STATED TASK: Where a line in the listing below contains the word "title", copy that line.

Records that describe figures
## BEGIN
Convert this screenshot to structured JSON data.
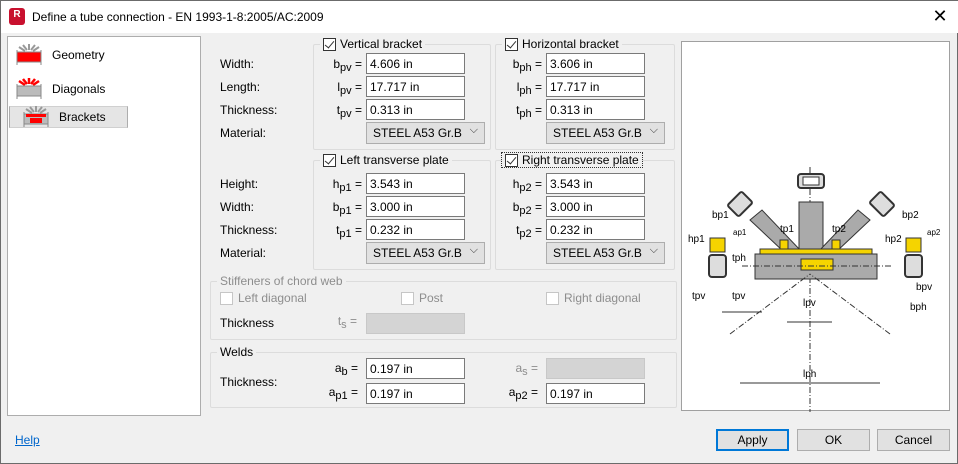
{
  "window": {
    "title": "Define a tube connection - EN 1993-1-8:2005/AC:2009",
    "app_icon_letter": "R",
    "close": "✕"
  },
  "nav": {
    "items": [
      {
        "label": "Geometry"
      },
      {
        "label": "Diagonals"
      },
      {
        "label": "Brackets",
        "selected": true
      }
    ]
  },
  "vertical_bracket": {
    "title": "Vertical bracket",
    "checked": true,
    "labels": {
      "width": "Width:",
      "length": "Length:",
      "thickness": "Thickness:",
      "material": "Material:"
    },
    "width": {
      "sym": "b",
      "sub": "pv",
      "value": "4.606 in"
    },
    "length": {
      "sym": "l",
      "sub": "pv",
      "value": "17.717 in"
    },
    "thickness": {
      "sym": "t",
      "sub": "pv",
      "value": "0.313 in"
    },
    "material": "STEEL A53 Gr.B"
  },
  "horizontal_bracket": {
    "title": "Horizontal bracket",
    "checked": true,
    "width": {
      "sym": "b",
      "sub": "ph",
      "value": "3.606 in"
    },
    "length": {
      "sym": "l",
      "sub": "ph",
      "value": "17.717 in"
    },
    "thickness": {
      "sym": "t",
      "sub": "ph",
      "value": "0.313 in"
    },
    "material": "STEEL A53 Gr.B"
  },
  "left_plate": {
    "title": "Left transverse plate",
    "checked": true,
    "labels": {
      "height": "Height:",
      "width": "Width:",
      "thickness": "Thickness:",
      "material": "Material:"
    },
    "height": {
      "sym": "h",
      "sub": "p1",
      "value": "3.543 in"
    },
    "width": {
      "sym": "b",
      "sub": "p1",
      "value": "3.000 in"
    },
    "thickness": {
      "sym": "t",
      "sub": "p1",
      "value": "0.232 in"
    },
    "material": "STEEL A53 Gr.B"
  },
  "right_plate": {
    "title": "Right transverse plate",
    "checked": true,
    "height": {
      "sym": "h",
      "sub": "p2",
      "value": "3.543 in"
    },
    "width": {
      "sym": "b",
      "sub": "p2",
      "value": "3.000 in"
    },
    "thickness": {
      "sym": "t",
      "sub": "p2",
      "value": "0.232 in"
    },
    "material": "STEEL A53 Gr.B"
  },
  "stiffeners": {
    "title": "Stiffeners of chord web",
    "left": "Left diagonal",
    "post": "Post",
    "right": "Right diagonal",
    "thickness_label": "Thickness",
    "sym": "t",
    "sub": "s",
    "value": ""
  },
  "welds": {
    "title": "Welds",
    "thickness_label": "Thickness:",
    "ab": {
      "sym": "a",
      "sub": "b",
      "value": "0.197 in"
    },
    "as": {
      "sym": "a",
      "sub": "s",
      "value": ""
    },
    "ap1": {
      "sym": "a",
      "sub": "p1",
      "value": "0.197 in"
    },
    "ap2": {
      "sym": "a",
      "sub": "p2",
      "value": "0.197 in"
    }
  },
  "diagram": {
    "labels": {
      "bp1": "bp1",
      "hp1": "hp1",
      "ap1": "ap1",
      "tp1": "tp1",
      "tp2": "tp2",
      "bp2": "bp2",
      "hp2": "hp2",
      "ap2": "ap2",
      "tph": "tph",
      "tpv_l": "tpv",
      "tpv_r": "tpv",
      "bpv": "bpv",
      "bph": "bph",
      "lpv": "lpv",
      "lph": "lph"
    },
    "colors": {
      "plate": "#f5d400",
      "steel": "#b0b0b0"
    }
  },
  "footer": {
    "help": "Help",
    "apply": "Apply",
    "ok": "OK",
    "cancel": "Cancel"
  }
}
## END
ANSWER IN FULL:
    "title": "Define a tube connection - EN 1993-1-8:2005/AC:2009",
    "title": "Vertical bracket",
    "title": "Horizontal bracket",
    "title": "Left transverse plate",
    "title": "Right transverse plate",
    "title": "Stiffeners of chord web",
    "title": "Welds",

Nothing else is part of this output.